### [Exercise objective]
Write out the full set of records below exactly.

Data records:
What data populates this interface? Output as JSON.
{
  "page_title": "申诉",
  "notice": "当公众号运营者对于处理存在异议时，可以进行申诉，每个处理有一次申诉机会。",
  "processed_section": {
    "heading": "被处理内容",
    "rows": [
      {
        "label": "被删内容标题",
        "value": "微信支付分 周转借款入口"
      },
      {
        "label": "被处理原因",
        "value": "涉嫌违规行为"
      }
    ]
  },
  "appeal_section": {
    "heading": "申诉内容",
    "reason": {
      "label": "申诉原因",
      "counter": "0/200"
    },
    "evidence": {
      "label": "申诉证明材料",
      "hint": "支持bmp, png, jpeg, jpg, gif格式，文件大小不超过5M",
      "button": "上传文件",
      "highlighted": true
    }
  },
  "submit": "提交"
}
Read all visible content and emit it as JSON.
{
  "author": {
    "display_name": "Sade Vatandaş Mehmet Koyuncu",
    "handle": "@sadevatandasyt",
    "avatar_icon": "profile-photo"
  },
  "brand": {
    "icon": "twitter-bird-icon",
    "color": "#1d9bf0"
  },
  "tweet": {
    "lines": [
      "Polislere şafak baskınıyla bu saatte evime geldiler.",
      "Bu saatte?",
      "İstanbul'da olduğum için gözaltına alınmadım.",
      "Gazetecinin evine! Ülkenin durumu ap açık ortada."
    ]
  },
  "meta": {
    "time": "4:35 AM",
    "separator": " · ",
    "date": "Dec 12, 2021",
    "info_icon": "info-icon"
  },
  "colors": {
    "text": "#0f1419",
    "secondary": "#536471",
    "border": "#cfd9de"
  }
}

### [Answer for the task]
What data populates this interface? Output as JSON.
{
  "page_title": "申诉",
  "notice": "当公众号运营者对于处理存在异议时，可以进行申诉，每个处理有一次申诉机会。",
  "processed_section": {
    "heading": "被处理内容",
    "rows": [
      {
        "label": "被删内容标题",
        "value": "微信支付分 周转借款入口"
      },
      {
        "label": "被处理原因",
        "value": "涉嫌违规行为"
      }
    ]
  },
  "appeal_section": {
    "heading": "申诉内容",
    "reason": {
      "label": "申诉原因",
      "counter": "0/200"
    },
    "evidence": {
      "label": "申诉证明材料",
      "hint": "支持bmp, png, jpeg, jpg, gif格式，文件大小不超过5M",
      "button": "上传文件",
      "highlighted": true
    }
  },
  "submit": "提交"
}
Read all visible content and emit it as JSON.
{
  "author": {
    "display_name": "Sade Vatandaş Mehmet Koyuncu",
    "handle": "@sadevatandasyt",
    "avatar_icon": "profile-photo"
  },
  "brand": {
    "icon": "twitter-bird-icon",
    "color": "#1d9bf0"
  },
  "tweet": {
    "lines": [
      "Polislere şafak baskınıyla bu saatte evime geldiler.",
      "Bu saatte?",
      "İstanbul'da olduğum için gözaltına alınmadım.",
      "Gazetecinin evine! Ülkenin durumu ap açık ortada."
    ]
  },
  "meta": {
    "time": "4:35 AM",
    "separator": " · ",
    "date": "Dec 12, 2021",
    "info_icon": "info-icon"
  },
  "colors": {
    "text": "#0f1419",
    "secondary": "#536471",
    "border": "#cfd9de"
  }
}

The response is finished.